[Requirements]:
Reproduce each line of the listing exactly.
begin Exercise input
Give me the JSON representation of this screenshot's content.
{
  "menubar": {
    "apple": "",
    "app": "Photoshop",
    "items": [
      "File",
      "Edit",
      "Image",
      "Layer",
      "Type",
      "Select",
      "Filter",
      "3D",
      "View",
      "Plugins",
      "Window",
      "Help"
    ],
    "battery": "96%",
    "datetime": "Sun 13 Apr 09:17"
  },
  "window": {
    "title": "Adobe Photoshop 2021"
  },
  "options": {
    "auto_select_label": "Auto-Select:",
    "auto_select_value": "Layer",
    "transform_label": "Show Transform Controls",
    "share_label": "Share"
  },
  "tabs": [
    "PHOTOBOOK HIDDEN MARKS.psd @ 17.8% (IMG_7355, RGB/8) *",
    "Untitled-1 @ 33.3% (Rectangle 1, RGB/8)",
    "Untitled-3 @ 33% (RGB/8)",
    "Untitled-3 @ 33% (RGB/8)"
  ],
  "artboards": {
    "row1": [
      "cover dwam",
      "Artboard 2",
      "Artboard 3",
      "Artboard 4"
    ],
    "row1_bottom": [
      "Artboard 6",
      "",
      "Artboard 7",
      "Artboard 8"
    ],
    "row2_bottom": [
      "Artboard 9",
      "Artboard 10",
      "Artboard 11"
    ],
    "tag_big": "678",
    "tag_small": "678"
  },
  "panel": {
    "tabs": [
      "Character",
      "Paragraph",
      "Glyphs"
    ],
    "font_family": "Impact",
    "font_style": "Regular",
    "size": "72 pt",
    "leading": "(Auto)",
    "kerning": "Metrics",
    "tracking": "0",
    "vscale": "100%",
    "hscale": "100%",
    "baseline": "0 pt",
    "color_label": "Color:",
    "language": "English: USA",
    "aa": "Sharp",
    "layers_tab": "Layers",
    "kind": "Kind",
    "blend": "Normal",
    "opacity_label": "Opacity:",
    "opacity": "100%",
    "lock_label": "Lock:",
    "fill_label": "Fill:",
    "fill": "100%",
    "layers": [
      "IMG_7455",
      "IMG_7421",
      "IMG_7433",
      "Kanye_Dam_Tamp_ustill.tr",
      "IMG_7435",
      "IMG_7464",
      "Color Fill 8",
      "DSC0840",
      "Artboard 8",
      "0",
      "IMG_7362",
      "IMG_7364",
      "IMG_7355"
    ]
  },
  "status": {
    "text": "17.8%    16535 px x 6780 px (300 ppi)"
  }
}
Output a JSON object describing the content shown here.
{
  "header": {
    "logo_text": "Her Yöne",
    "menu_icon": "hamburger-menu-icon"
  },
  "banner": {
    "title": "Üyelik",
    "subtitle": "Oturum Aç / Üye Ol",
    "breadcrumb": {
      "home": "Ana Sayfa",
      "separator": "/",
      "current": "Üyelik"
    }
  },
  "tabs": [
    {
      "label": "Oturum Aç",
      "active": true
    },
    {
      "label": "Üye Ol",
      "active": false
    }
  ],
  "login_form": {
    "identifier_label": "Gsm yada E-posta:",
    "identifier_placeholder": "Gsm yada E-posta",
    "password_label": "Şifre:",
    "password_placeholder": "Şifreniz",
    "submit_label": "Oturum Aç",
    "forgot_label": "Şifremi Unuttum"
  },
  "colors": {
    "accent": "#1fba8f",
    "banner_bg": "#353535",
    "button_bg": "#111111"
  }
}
end Exercise input
[Solution to this problem]:
Give me the JSON representation of this screenshot's content.
{
  "menubar": {
    "apple": "",
    "app": "Photoshop",
    "items": [
      "File",
      "Edit",
      "Image",
      "Layer",
      "Type",
      "Select",
      "Filter",
      "3D",
      "View",
      "Plugins",
      "Window",
      "Help"
    ],
    "battery": "96%",
    "datetime": "Sun 13 Apr 09:17"
  },
  "window": {
    "title": "Adobe Photoshop 2021"
  },
  "options": {
    "auto_select_label": "Auto-Select:",
    "auto_select_value": "Layer",
    "transform_label": "Show Transform Controls",
    "share_label": "Share"
  },
  "tabs": [
    "PHOTOBOOK HIDDEN MARKS.psd @ 17.8% (IMG_7355, RGB/8) *",
    "Untitled-1 @ 33.3% (Rectangle 1, RGB/8)",
    "Untitled-3 @ 33% (RGB/8)",
    "Untitled-3 @ 33% (RGB/8)"
  ],
  "artboards": {
    "row1": [
      "cover dwam",
      "Artboard 2",
      "Artboard 3",
      "Artboard 4"
    ],
    "row1_bottom": [
      "Artboard 6",
      "",
      "Artboard 7",
      "Artboard 8"
    ],
    "row2_bottom": [
      "Artboard 9",
      "Artboard 10",
      "Artboard 11"
    ],
    "tag_big": "678",
    "tag_small": "678"
  },
  "panel": {
    "tabs": [
      "Character",
      "Paragraph",
      "Glyphs"
    ],
    "font_family": "Impact",
    "font_style": "Regular",
    "size": "72 pt",
    "leading": "(Auto)",
    "kerning": "Metrics",
    "tracking": "0",
    "vscale": "100%",
    "hscale": "100%",
    "baseline": "0 pt",
    "color_label": "Color:",
    "language": "English: USA",
    "aa": "Sharp",
    "layers_tab": "Layers",
    "kind": "Kind",
    "blend": "Normal",
    "opacity_label": "Opacity:",
    "opacity": "100%",
    "lock_label": "Lock:",
    "fill_label": "Fill:",
    "fill": "100%",
    "layers": [
      "IMG_7455",
      "IMG_7421",
      "IMG_7433",
      "Kanye_Dam_Tamp_ustill.tr",
      "IMG_7435",
      "IMG_7464",
      "Color Fill 8",
      "DSC0840",
      "Artboard 8",
      "0",
      "IMG_7362",
      "IMG_7364",
      "IMG_7355"
    ]
  },
  "status": {
    "text": "17.8%    16535 px x 6780 px (300 ppi)"
  }
}
Output a JSON object describing the content shown here.
{
  "header": {
    "logo_text": "Her Yöne",
    "menu_icon": "hamburger-menu-icon"
  },
  "banner": {
    "title": "Üyelik",
    "subtitle": "Oturum Aç / Üye Ol",
    "breadcrumb": {
      "home": "Ana Sayfa",
      "separator": "/",
      "current": "Üyelik"
    }
  },
  "tabs": [
    {
      "label": "Oturum Aç",
      "active": true
    },
    {
      "label": "Üye Ol",
      "active": false
    }
  ],
  "login_form": {
    "identifier_label": "Gsm yada E-posta:",
    "identifier_placeholder": "Gsm yada E-posta",
    "password_label": "Şifre:",
    "password_placeholder": "Şifreniz",
    "submit_label": "Oturum Aç",
    "forgot_label": "Şifremi Unuttum"
  },
  "colors": {
    "accent": "#1fba8f",
    "banner_bg": "#353535",
    "button_bg": "#111111"
  }
}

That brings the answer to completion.